- **Exercise**: Check every line for the word "circle" and state how many lines have it. Reply with the number alone.

= = = =

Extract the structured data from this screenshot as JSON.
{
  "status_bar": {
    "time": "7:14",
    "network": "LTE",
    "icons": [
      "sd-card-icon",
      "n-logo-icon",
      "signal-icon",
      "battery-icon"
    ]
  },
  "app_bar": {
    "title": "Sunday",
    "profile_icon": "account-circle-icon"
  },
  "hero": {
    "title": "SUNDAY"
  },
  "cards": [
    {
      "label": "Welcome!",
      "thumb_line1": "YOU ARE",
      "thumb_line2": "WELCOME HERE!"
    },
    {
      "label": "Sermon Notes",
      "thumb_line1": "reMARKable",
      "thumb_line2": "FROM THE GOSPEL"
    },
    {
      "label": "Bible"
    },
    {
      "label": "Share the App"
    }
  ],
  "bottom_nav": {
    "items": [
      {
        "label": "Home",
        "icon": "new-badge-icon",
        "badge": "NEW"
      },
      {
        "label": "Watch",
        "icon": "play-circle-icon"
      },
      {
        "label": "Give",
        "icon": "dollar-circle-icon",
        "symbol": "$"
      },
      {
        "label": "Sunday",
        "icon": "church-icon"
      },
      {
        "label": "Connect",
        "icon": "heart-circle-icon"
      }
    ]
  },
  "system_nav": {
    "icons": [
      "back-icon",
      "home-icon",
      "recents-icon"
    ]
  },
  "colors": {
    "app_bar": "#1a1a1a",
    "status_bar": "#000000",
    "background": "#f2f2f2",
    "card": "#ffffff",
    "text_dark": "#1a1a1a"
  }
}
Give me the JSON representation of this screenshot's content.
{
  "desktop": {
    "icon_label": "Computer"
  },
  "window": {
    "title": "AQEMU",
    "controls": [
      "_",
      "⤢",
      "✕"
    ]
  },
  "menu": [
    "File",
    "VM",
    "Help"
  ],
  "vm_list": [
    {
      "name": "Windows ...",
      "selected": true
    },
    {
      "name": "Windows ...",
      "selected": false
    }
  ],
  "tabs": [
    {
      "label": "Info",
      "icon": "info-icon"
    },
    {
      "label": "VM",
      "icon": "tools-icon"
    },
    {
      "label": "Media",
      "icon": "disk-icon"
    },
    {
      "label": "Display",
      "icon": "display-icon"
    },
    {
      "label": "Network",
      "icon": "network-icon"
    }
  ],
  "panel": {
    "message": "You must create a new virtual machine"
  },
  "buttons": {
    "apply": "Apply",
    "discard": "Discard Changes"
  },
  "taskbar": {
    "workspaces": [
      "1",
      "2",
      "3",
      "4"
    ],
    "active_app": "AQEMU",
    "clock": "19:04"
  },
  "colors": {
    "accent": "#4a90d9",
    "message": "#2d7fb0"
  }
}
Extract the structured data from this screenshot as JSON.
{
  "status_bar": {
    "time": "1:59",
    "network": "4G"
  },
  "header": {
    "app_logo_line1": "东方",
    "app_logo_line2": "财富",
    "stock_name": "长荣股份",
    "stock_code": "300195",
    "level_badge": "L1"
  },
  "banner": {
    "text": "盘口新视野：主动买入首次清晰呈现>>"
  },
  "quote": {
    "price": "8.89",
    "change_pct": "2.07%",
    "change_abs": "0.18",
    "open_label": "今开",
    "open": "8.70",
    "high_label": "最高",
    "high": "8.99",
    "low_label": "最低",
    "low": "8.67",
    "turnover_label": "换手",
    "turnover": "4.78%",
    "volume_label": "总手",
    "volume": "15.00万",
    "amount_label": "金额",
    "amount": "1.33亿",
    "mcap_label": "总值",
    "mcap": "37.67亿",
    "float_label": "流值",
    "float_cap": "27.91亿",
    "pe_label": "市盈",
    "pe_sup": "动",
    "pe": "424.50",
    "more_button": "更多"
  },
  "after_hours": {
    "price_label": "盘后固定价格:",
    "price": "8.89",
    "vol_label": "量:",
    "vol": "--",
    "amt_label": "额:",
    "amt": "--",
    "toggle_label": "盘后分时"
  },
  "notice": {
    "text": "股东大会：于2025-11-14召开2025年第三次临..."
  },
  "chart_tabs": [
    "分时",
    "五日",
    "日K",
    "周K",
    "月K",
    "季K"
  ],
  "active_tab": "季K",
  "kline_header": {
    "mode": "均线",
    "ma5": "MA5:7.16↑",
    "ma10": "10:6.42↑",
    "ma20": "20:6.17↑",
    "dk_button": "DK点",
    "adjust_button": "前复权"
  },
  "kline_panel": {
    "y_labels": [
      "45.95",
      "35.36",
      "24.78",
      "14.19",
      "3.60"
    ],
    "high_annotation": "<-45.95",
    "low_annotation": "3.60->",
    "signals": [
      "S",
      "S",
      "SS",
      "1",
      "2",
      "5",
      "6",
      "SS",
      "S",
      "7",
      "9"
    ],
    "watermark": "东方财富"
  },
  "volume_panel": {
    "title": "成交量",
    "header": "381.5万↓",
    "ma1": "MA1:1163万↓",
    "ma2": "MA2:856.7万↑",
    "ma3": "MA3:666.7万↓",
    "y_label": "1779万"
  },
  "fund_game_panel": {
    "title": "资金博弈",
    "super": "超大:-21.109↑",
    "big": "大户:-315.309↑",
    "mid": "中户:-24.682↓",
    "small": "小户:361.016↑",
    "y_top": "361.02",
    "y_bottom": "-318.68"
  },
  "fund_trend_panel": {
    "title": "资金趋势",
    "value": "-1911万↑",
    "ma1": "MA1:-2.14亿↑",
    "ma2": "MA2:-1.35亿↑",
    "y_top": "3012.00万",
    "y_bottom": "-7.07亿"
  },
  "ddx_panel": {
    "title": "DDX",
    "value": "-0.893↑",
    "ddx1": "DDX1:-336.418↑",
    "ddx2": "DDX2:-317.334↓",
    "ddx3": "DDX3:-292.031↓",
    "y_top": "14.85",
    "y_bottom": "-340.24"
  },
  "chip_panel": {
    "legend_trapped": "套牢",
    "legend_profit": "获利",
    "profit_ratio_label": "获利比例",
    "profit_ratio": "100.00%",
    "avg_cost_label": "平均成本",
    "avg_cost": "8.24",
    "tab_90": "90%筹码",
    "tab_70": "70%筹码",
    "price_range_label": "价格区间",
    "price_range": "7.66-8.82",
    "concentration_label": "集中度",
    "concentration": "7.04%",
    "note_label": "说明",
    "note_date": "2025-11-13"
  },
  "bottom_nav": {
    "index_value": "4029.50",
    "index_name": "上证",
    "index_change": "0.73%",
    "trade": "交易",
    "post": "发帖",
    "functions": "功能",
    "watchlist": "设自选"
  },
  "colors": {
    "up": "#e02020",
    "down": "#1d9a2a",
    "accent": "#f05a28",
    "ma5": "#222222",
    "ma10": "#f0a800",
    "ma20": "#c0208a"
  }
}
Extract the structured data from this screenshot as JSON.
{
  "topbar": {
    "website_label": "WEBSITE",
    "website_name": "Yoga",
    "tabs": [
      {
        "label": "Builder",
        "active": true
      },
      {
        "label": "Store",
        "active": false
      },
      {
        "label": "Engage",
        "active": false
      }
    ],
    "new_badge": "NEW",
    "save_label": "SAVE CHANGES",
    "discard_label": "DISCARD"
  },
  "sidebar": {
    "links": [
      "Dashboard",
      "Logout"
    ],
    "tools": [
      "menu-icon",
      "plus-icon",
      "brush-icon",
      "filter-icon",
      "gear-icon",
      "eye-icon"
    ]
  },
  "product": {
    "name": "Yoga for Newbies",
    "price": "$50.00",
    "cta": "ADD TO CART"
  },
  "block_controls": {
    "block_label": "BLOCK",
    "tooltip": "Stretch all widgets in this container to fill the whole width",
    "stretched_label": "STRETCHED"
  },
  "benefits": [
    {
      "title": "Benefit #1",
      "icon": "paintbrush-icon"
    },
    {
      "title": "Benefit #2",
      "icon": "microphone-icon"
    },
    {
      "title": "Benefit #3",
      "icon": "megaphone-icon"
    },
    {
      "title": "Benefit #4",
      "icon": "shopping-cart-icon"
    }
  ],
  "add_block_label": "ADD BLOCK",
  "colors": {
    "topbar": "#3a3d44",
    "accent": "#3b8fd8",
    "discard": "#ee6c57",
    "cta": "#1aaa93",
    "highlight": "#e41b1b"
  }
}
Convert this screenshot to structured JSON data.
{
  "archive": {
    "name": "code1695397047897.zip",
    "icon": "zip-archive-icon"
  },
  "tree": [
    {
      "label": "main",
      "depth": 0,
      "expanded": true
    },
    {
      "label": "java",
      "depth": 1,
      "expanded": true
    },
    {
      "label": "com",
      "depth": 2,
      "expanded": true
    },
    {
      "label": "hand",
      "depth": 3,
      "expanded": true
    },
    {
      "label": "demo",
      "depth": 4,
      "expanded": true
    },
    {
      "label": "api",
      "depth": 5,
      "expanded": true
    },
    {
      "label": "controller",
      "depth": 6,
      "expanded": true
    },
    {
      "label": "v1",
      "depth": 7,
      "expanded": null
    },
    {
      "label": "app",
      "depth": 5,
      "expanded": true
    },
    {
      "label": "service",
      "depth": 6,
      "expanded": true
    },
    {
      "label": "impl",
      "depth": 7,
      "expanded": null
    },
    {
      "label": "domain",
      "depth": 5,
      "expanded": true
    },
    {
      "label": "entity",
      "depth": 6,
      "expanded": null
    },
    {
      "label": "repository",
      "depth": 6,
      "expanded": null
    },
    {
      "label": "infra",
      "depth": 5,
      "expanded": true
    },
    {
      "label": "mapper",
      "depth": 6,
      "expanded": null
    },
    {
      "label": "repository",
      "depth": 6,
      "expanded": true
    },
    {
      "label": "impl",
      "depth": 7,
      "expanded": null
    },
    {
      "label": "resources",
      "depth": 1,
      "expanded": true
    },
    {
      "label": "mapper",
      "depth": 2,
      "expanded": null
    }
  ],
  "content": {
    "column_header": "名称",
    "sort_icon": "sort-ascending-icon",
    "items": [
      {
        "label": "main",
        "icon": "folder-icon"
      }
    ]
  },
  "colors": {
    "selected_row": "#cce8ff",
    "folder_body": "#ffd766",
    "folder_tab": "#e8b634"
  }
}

= = = =

- **The completed task**: 4